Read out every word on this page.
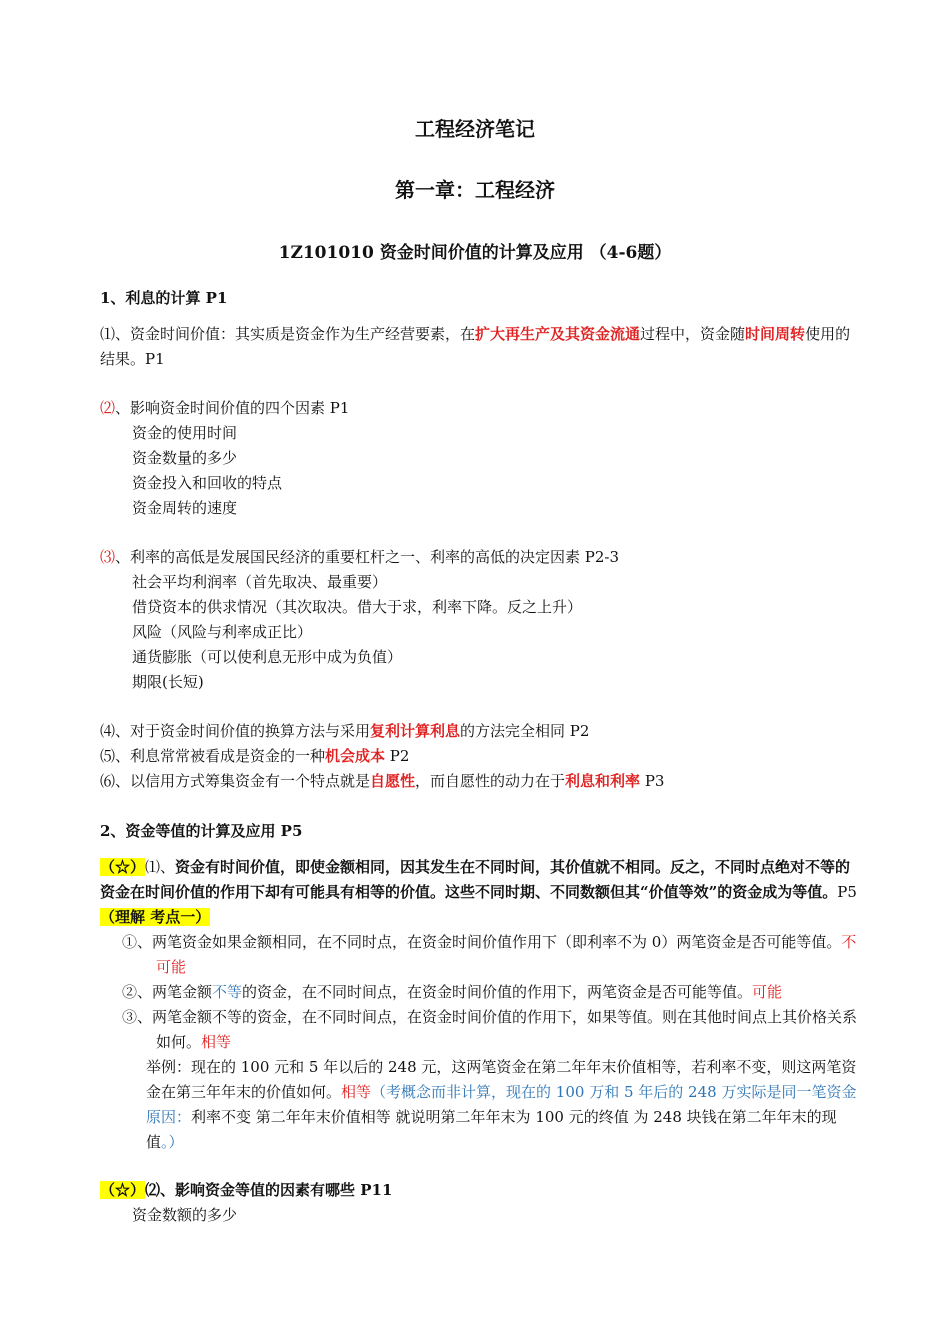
工程经济笔记
第一章：工程经济
1Z101010 资金时间价值的计算及应用 （4-6题）
1、利息的计算 P1
⑴、资金时间价值：其实质是资金作为生产经营要素，在扩大再生产及其资金流通过程中，资金随时间周转使用的结果。P1
⑵、影响资金时间价值的四个因素 P1
资金的使用时间
资金数量的多少
资金投入和回收的特点
资金周转的速度
⑶、利率的高低是发展国民经济的重要杠杆之一、利率的高低的决定因素 P2-3
社会平均利润率（首先取决、最重要）
借贷资本的供求情况（其次取决。借大于求，利率下降。反之上升）
风险（风险与利率成正比）
通货膨胀（可以使利息无形中成为负值）
期限(长短)
⑷、对于资金时间价值的换算方法与采用复利计算利息的方法完全相同 P2
⑸、利息常常被看成是资金的一种机会成本 P2
⑹、以信用方式筹集资金有一个特点就是自愿性，而自愿性的动力在于利息和利率 P3
2、资金等值的计算及应用 P5
（☆）⑴、资金有时间价值，即使金额相同，因其发生在不同时间，其价值就不相同。反之，不同时点绝对不等的资金在时间价值的作用下却有可能具有相等的价值。这些不同时期、不同数额但其“价值等效”的资金成为等值。P5（理解 考点一）
①、两笔资金如果金额相同，在不同时点，在资金时间价值作用下（即利率不为 0）两笔资金是否可能等值。不可能
②、两笔金额不等的资金，在不同时间点，在资金时间价值的作用下，两笔资金是否可能等值。可能
③、两笔金额不等的资金，在不同时间点，在资金时间价值的作用下，如果等值。则在其他时间点上其价格关系如何。相等
举例：现在的 100 元和 5 年以后的 248 元，这两笔资金在第二年年末价值相等，若利率不变，则这两笔资金在第三年年末的价值如何。相等（考概念而非计算，现在的 100 万和 5 年后的 248 万实际是同一笔资金 原因：利率不变 第二年年末价值相等 就说明第二年年末为 100 元的终值 为 248 块钱在第二年年末的现值。）
（☆）⑵、影响资金等值的因素有哪些 P11
资金数额的多少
============
> [Set task]: Skip the images and write out the rest of the listing exactly.

> [Answer to the exercise]:
Read out every word on this page.
工程经济笔记
第一章：工程经济
1Z101010 资金时间价值的计算及应用 （4-6题）
1、利息的计算 P1
⑴、资金时间价值：其实质是资金作为生产经营要素，在扩大再生产及其资金流通过程中，资金随时间周转使用的结果。P1
⑵、影响资金时间价值的四个因素 P1
资金的使用时间
资金数量的多少
资金投入和回收的特点
资金周转的速度
⑶、利率的高低是发展国民经济的重要杠杆之一、利率的高低的决定因素 P2-3
社会平均利润率（首先取决、最重要）
借贷资本的供求情况（其次取决。借大于求，利率下降。反之上升）
风险（风险与利率成正比）
通货膨胀（可以使利息无形中成为负值）
期限(长短)
⑷、对于资金时间价值的换算方法与采用复利计算利息的方法完全相同 P2
⑸、利息常常被看成是资金的一种机会成本 P2
⑹、以信用方式筹集资金有一个特点就是自愿性，而自愿性的动力在于利息和利率 P3
2、资金等值的计算及应用 P5
（☆）⑴、资金有时间价值，即使金额相同，因其发生在不同时间，其价值就不相同。反之，不同时点绝对不等的资金在时间价值的作用下却有可能具有相等的价值。这些不同时期、不同数额但其“价值等效”的资金成为等值。P5（理解 考点一）
①、两笔资金如果金额相同，在不同时点，在资金时间价值作用下（即利率不为 0）两笔资金是否可能等值。不可能
②、两笔金额不等的资金，在不同时间点，在资金时间价值的作用下，两笔资金是否可能等值。可能
③、两笔金额不等的资金，在不同时间点，在资金时间价值的作用下，如果等值。则在其他时间点上其价格关系如何。相等
举例：现在的 100 元和 5 年以后的 248 元，这两笔资金在第二年年末价值相等，若利率不变，则这两笔资金在第三年年末的价值如何。相等（考概念而非计算，现在的 100 万和 5 年后的 248 万实际是同一笔资金 原因：利率不变 第二年年末价值相等 就说明第二年年末为 100 元的终值 为 248 块钱在第二年年末的现值。）
（☆）⑵、影响资金等值的因素有哪些 P11
资金数额的多少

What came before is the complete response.